• _TASK REQUIREMENTS_
Look through the data for the string "εισόδημα". Copy every line where it is found.

• _Dataset items_
--- Begin ---

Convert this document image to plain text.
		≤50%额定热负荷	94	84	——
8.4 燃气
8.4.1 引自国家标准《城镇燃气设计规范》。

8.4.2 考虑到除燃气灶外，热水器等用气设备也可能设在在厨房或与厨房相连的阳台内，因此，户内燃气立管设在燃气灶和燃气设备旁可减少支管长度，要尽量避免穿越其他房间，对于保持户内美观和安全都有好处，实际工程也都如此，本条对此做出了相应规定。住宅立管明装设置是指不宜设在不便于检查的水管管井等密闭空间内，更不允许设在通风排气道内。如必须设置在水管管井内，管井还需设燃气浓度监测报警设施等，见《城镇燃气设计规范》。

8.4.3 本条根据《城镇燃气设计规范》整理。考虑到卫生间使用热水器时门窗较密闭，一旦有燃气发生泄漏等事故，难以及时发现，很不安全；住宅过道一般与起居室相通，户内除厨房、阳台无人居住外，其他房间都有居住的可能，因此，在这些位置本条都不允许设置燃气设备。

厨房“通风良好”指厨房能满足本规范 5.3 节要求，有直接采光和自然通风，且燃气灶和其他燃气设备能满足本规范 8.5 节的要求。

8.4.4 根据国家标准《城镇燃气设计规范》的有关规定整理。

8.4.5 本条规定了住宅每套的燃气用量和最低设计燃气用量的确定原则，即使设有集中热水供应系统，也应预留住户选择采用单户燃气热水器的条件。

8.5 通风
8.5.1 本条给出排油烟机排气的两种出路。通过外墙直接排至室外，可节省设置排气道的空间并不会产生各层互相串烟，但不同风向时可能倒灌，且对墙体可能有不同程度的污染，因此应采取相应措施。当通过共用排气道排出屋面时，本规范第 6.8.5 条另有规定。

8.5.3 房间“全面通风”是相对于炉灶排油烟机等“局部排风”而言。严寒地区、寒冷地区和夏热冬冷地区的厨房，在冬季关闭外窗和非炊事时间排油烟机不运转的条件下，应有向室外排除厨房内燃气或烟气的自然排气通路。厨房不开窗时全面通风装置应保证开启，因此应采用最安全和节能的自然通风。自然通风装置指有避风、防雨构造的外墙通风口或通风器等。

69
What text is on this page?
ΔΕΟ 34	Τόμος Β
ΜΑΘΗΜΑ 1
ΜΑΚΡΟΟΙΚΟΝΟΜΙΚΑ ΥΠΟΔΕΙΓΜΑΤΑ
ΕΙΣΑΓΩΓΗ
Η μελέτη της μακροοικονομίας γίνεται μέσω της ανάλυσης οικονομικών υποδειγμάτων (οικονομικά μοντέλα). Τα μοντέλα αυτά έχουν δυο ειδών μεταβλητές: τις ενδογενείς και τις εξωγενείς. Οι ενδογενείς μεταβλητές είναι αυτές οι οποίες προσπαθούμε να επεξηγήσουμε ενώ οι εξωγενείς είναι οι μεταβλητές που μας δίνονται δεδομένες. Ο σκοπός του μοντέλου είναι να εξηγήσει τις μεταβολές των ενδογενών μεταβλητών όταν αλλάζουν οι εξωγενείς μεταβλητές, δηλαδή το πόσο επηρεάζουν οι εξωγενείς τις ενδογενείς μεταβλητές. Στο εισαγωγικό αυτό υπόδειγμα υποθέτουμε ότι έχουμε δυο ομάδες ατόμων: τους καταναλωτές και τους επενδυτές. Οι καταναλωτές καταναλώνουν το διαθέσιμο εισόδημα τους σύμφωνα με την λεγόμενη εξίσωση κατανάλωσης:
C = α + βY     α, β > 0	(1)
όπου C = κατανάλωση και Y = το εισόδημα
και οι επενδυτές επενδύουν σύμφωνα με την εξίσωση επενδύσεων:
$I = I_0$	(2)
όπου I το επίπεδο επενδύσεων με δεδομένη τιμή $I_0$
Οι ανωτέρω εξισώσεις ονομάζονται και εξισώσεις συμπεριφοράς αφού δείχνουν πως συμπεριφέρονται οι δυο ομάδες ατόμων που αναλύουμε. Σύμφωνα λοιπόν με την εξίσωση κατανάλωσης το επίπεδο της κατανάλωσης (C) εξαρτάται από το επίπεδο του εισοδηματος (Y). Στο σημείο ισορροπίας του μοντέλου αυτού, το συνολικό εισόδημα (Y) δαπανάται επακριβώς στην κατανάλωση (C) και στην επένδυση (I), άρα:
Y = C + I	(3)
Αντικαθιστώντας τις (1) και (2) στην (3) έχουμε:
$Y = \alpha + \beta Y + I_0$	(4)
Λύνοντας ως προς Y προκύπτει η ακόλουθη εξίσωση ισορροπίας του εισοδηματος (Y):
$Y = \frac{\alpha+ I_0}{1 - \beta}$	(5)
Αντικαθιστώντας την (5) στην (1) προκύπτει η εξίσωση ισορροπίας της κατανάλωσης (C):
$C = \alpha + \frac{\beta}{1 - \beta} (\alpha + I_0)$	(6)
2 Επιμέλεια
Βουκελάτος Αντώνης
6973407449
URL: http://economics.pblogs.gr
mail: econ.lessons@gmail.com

--- End ---

• _SOLUTION FOR THIS PROBLEM_
Η μελέτη της μακροοικονομίας γίνεται μέσω της ανάλυσης οικονομικών υποδειγμάτων (οικονομικά μοντέλα). Τα μοντέλα αυτά έχουν δυο ειδών μεταβλητές: τις ενδογενείς και τις εξωγενείς. Οι ενδογενείς μεταβλητές είναι αυτές οι οποίες προσπαθούμε να επεξηγήσουμε ενώ οι εξωγενείς είναι οι μεταβλητές που μας δίνονται δεδομένες. Ο σκοπός του μοντέλου είναι να εξηγήσει τις μεταβολές των ενδογενών μεταβλητών όταν αλλάζουν οι εξωγενείς μεταβλητές, δηλαδή το πόσο επηρεάζουν οι εξωγενείς τις ενδογενείς μεταβλητές. Στο εισαγωγικό αυτό υπόδειγμα υποθέτουμε ότι έχουμε δυο ομάδες ατόμων: τους καταναλωτές και τους επενδυτές. Οι καταναλωτές καταναλώνουν το διαθέσιμο εισόδημα τους σύμφωνα με την λεγόμενη εξίσωση κατανάλωσης:
όπου C = κατανάλωση και Y = το εισόδημα
Οι ανωτέρω εξισώσεις ονομάζονται και εξισώσεις συμπεριφοράς αφού δείχνουν πως συμπεριφέρονται οι δυο ομάδες ατόμων που αναλύουμε. Σύμφωνα λοιπόν με την εξίσωση κατανάλωσης το επίπεδο της κατανάλωσης (C) εξαρτάται από το επίπεδο του εισοδηματος (Y). Στο σημείο ισορροπίας του μοντέλου αυτού, το συνολικό εισόδημα (Y) δαπανάται επακριβώς στην κατανάλωση (C) και στην επένδυση (I), άρα:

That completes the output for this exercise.